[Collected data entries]
------------------------------------------------------------------------

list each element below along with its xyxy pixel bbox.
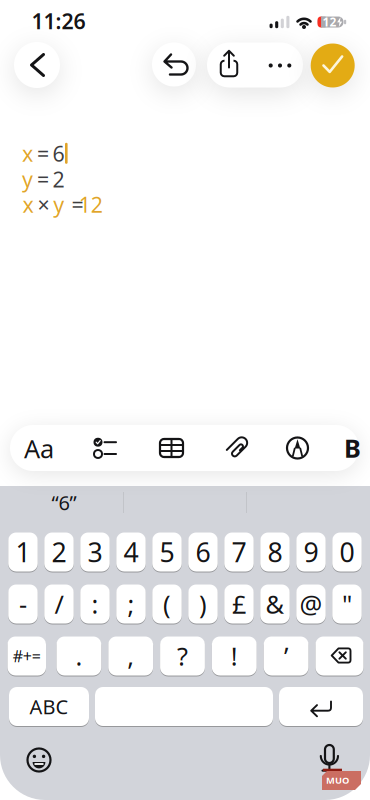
staticText: ) xyxy=(199,587,207,621)
button[interactable] xyxy=(95,686,273,726)
staticText: / xyxy=(54,587,64,621)
button[interactable]: Back xyxy=(14,42,60,88)
staticText: #+= xyxy=(13,645,41,667)
button[interactable]: More xyxy=(258,44,302,88)
button[interactable]: ! xyxy=(212,636,257,676)
staticText: = xyxy=(37,165,49,193)
button[interactable]: #+= xyxy=(8,636,46,676)
button[interactable]: Done xyxy=(311,44,355,88)
button[interactable]: @ xyxy=(296,584,326,624)
button[interactable]: Attach xyxy=(217,430,255,468)
button[interactable]: Undo xyxy=(152,42,196,86)
staticText: £ xyxy=(232,587,246,621)
button[interactable]: ) xyxy=(188,584,218,624)
button[interactable]: 4 xyxy=(116,532,146,572)
staticText: - xyxy=(19,587,27,621)
button[interactable]: 5 xyxy=(152,532,182,572)
staticText: 0 xyxy=(340,534,354,570)
staticText: 12 xyxy=(322,14,336,30)
button[interactable]: 3 xyxy=(80,532,110,572)
staticText: ( xyxy=(163,587,171,621)
button[interactable]: 9 xyxy=(296,532,326,572)
button[interactable]: Bold xyxy=(338,426,368,470)
staticText: 3 xyxy=(88,534,102,570)
button[interactable]: ( xyxy=(152,584,182,624)
button[interactable]: Dictation xyxy=(314,742,346,774)
staticText: ? xyxy=(177,639,188,673)
button[interactable]: 2 xyxy=(44,532,74,572)
button[interactable]: , xyxy=(108,636,153,676)
button[interactable]: . xyxy=(56,636,101,676)
staticText: × xyxy=(38,190,50,219)
button[interactable]: ’ xyxy=(264,636,308,676)
button[interactable]: ABC xyxy=(9,686,89,726)
staticText: 4 xyxy=(124,534,138,570)
staticText: ABC xyxy=(30,693,68,720)
button[interactable]: Checklist xyxy=(85,431,129,465)
staticText: 12 xyxy=(79,190,103,219)
button[interactable]: 6 xyxy=(188,532,218,572)
staticText: ; xyxy=(128,587,134,621)
staticText: 2 xyxy=(53,165,65,193)
staticText: 6 xyxy=(53,139,65,168)
button[interactable]: Delete xyxy=(316,636,364,676)
button[interactable]: ; xyxy=(116,584,146,624)
button[interactable]: Markup xyxy=(278,429,316,467)
staticText: x xyxy=(22,139,33,168)
button[interactable]: : xyxy=(80,584,110,624)
button[interactable]: & xyxy=(260,584,290,624)
staticText: = xyxy=(37,139,49,168)
staticText: “6” xyxy=(52,489,76,516)
button[interactable]: Share xyxy=(207,44,251,88)
staticText: 6 xyxy=(196,534,210,570)
staticText: 5 xyxy=(160,534,174,570)
button[interactable]: 7 xyxy=(224,532,254,572)
staticText: 2 xyxy=(52,534,66,570)
button[interactable]: " xyxy=(332,584,362,624)
staticText: . xyxy=(75,639,82,673)
staticText: & xyxy=(266,587,284,621)
staticText: 7 xyxy=(232,534,246,570)
staticText: @ xyxy=(300,587,322,621)
staticText: : xyxy=(92,587,98,621)
button[interactable]: Table xyxy=(150,430,194,466)
button[interactable]: - xyxy=(8,584,38,624)
staticText: ! xyxy=(231,639,238,673)
button[interactable]: / xyxy=(44,584,74,624)
staticText: y xyxy=(22,165,33,193)
button[interactable]: 8 xyxy=(260,532,290,572)
staticText: y xyxy=(53,190,64,219)
staticText: Aa xyxy=(24,432,54,465)
button[interactable]: ? xyxy=(160,636,205,676)
staticText: 1 xyxy=(16,534,30,570)
button[interactable]: 0 xyxy=(332,532,362,572)
staticText: = xyxy=(72,190,84,219)
button[interactable]: “6” xyxy=(6,488,122,518)
button[interactable]: 1 xyxy=(8,532,38,572)
button[interactable]: £ xyxy=(224,584,254,624)
staticText: 8 xyxy=(268,534,282,570)
staticText: B xyxy=(344,431,361,465)
button[interactable]: Format xyxy=(17,426,61,470)
staticText: , xyxy=(127,639,134,673)
staticText: " xyxy=(342,587,352,621)
staticText: MUO xyxy=(326,774,349,786)
staticText: x xyxy=(22,190,34,219)
staticText: ’ xyxy=(284,639,288,673)
staticText: 9 xyxy=(304,534,318,570)
button[interactable]: Return xyxy=(279,686,363,726)
button[interactable]: Emoji xyxy=(25,746,53,774)
staticText: 11:26 xyxy=(32,7,86,35)
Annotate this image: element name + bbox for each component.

------------------------------------------------------------------------

Copy out every line of the material above, without changing any character, and leave out the pictures.

list each element below along with its xyxy pixel bbox.
staticText: ) xyxy=(199,587,207,621)
button[interactable] xyxy=(95,686,273,726)
staticText: / xyxy=(54,587,64,621)
button[interactable]: Back xyxy=(14,42,60,88)
staticText: #+= xyxy=(13,645,41,667)
button[interactable]: More xyxy=(258,44,302,88)
button[interactable]: ! xyxy=(212,636,257,676)
staticText: = xyxy=(37,165,49,193)
button[interactable]: #+= xyxy=(8,636,46,676)
button[interactable]: Done xyxy=(311,44,355,88)
button[interactable]: @ xyxy=(296,584,326,624)
button[interactable]: Attach xyxy=(217,430,255,468)
button[interactable]: Undo xyxy=(152,42,196,86)
staticText: £ xyxy=(232,587,246,621)
button[interactable]: ) xyxy=(188,584,218,624)
button[interactable]: 4 xyxy=(116,532,146,572)
staticText: - xyxy=(19,587,27,621)
button[interactable]: 5 xyxy=(152,532,182,572)
staticText: 0 xyxy=(340,534,354,570)
staticText: 12 xyxy=(322,14,336,30)
button[interactable]: 3 xyxy=(80,532,110,572)
staticText: ( xyxy=(163,587,171,621)
button[interactable]: 9 xyxy=(296,532,326,572)
button[interactable]: Bold xyxy=(338,426,368,470)
staticText: 3 xyxy=(88,534,102,570)
button[interactable]: ( xyxy=(152,584,182,624)
button[interactable]: Dictation xyxy=(314,742,346,774)
staticText: ? xyxy=(177,639,188,673)
button[interactable]: 2 xyxy=(44,532,74,572)
button[interactable]: , xyxy=(108,636,153,676)
button[interactable]: . xyxy=(56,636,101,676)
staticText: × xyxy=(38,190,50,219)
button[interactable]: ’ xyxy=(264,636,308,676)
button[interactable]: ABC xyxy=(9,686,89,726)
staticText: 4 xyxy=(124,534,138,570)
staticText: ABC xyxy=(30,693,68,720)
button[interactable]: Checklist xyxy=(85,431,129,465)
staticText: 12 xyxy=(79,190,103,219)
button[interactable]: 6 xyxy=(188,532,218,572)
staticText: ; xyxy=(128,587,134,621)
staticText: 2 xyxy=(53,165,65,193)
staticText: 6 xyxy=(53,139,65,168)
button[interactable]: Delete xyxy=(316,636,364,676)
button[interactable]: ; xyxy=(116,584,146,624)
button[interactable]: Markup xyxy=(278,429,316,467)
staticText: x xyxy=(22,139,33,168)
button[interactable]: : xyxy=(80,584,110,624)
button[interactable]: & xyxy=(260,584,290,624)
staticText: = xyxy=(37,139,49,168)
staticText: “6” xyxy=(52,489,76,516)
button[interactable]: Share xyxy=(207,44,251,88)
staticText: 6 xyxy=(196,534,210,570)
staticText: 5 xyxy=(160,534,174,570)
button[interactable]: 7 xyxy=(224,532,254,572)
staticText: 2 xyxy=(52,534,66,570)
button[interactable]: " xyxy=(332,584,362,624)
staticText: . xyxy=(75,639,82,673)
staticText: & xyxy=(266,587,284,621)
staticText: 7 xyxy=(232,534,246,570)
staticText: @ xyxy=(300,587,322,621)
staticText: : xyxy=(92,587,98,621)
button[interactable]: Table xyxy=(150,430,194,466)
button[interactable]: - xyxy=(8,584,38,624)
staticText: ! xyxy=(231,639,238,673)
button[interactable]: / xyxy=(44,584,74,624)
staticText: y xyxy=(22,165,33,193)
button[interactable]: 8 xyxy=(260,532,290,572)
staticText: y xyxy=(53,190,64,219)
staticText: Aa xyxy=(24,432,54,465)
button[interactable]: ? xyxy=(160,636,205,676)
staticText: 1 xyxy=(16,534,30,570)
button[interactable]: 0 xyxy=(332,532,362,572)
staticText: = xyxy=(72,190,84,219)
button[interactable]: “6” xyxy=(6,488,122,518)
button[interactable]: 1 xyxy=(8,532,38,572)
button[interactable]: £ xyxy=(224,584,254,624)
staticText: 8 xyxy=(268,534,282,570)
staticText: B xyxy=(344,431,361,465)
button[interactable]: Format xyxy=(17,426,61,470)
staticText: , xyxy=(127,639,134,673)
staticText: " xyxy=(342,587,352,621)
staticText: MUO xyxy=(326,774,349,786)
staticText: x xyxy=(22,190,34,219)
staticText: ’ xyxy=(284,639,288,673)
staticText: 9 xyxy=(304,534,318,570)
button[interactable]: Return xyxy=(279,686,363,726)
button[interactable]: Emoji xyxy=(25,746,53,774)
staticText: 11:26 xyxy=(32,7,86,35)
Annotate this image: element name + bbox for each component.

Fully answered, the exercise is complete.